### Given request
All of the data needs to be repeated exactly.
*****
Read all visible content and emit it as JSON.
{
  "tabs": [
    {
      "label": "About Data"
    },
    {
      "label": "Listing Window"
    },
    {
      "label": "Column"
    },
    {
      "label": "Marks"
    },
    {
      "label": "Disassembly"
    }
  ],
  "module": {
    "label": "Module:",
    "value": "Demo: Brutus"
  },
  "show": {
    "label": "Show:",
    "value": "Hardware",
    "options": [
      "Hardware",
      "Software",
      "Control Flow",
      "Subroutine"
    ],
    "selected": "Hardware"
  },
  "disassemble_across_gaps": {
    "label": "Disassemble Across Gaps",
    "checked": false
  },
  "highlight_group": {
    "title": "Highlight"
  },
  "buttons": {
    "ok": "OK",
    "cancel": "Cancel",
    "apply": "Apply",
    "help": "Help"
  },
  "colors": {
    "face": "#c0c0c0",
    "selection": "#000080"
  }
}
*****
### The reply
Read all visible content and emit it as JSON.
{
  "tabs": [
    {
      "label": "About Data"
    },
    {
      "label": "Listing Window"
    },
    {
      "label": "Column"
    },
    {
      "label": "Marks"
    },
    {
      "label": "Disassembly"
    }
  ],
  "module": {
    "label": "Module:",
    "value": "Demo: Brutus"
  },
  "show": {
    "label": "Show:",
    "value": "Hardware",
    "options": [
      "Hardware",
      "Software",
      "Control Flow",
      "Subroutine"
    ],
    "selected": "Hardware"
  },
  "disassemble_across_gaps": {
    "label": "Disassemble Across Gaps",
    "checked": false
  },
  "highlight_group": {
    "title": "Highlight"
  },
  "buttons": {
    "ok": "OK",
    "cancel": "Cancel",
    "apply": "Apply",
    "help": "Help"
  },
  "colors": {
    "face": "#c0c0c0",
    "selection": "#000080"
  }
}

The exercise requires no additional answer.